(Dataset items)
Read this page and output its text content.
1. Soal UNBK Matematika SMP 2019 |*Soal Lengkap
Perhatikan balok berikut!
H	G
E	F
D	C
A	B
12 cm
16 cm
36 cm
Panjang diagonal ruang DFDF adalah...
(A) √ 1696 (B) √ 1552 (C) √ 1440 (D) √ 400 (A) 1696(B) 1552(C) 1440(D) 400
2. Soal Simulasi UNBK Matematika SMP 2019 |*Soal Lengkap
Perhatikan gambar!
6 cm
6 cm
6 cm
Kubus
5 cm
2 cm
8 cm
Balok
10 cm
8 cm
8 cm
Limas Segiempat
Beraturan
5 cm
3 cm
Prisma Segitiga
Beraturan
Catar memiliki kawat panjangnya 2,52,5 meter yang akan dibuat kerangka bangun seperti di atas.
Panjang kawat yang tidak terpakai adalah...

▶ _STATED TASK_
Every entry should be printed again exactly as written.

▶ _ANSWER TO THIS EXERCISE_
Read this page and output its text content.
1. Soal UNBK Matematika SMP 2019 |*Soal Lengkap
Perhatikan balok berikut!
H	G
E	F
D	C
A	B
12 cm
16 cm
36 cm
Panjang diagonal ruang DFDF adalah...
(A) √ 1696 (B) √ 1552 (C) √ 1440 (D) √ 400 (A) 1696(B) 1552(C) 1440(D) 400
2. Soal Simulasi UNBK Matematika SMP 2019 |*Soal Lengkap
Perhatikan gambar!
6 cm
6 cm
6 cm
Kubus
5 cm
2 cm
8 cm
Balok
10 cm
8 cm
8 cm
Limas Segiempat
Beraturan
5 cm
3 cm
Prisma Segitiga
Beraturan
Catar memiliki kawat panjangnya 2,52,5 meter yang akan dibuat kerangka bangun seperti di atas.
Panjang kawat yang tidak terpakai adalah...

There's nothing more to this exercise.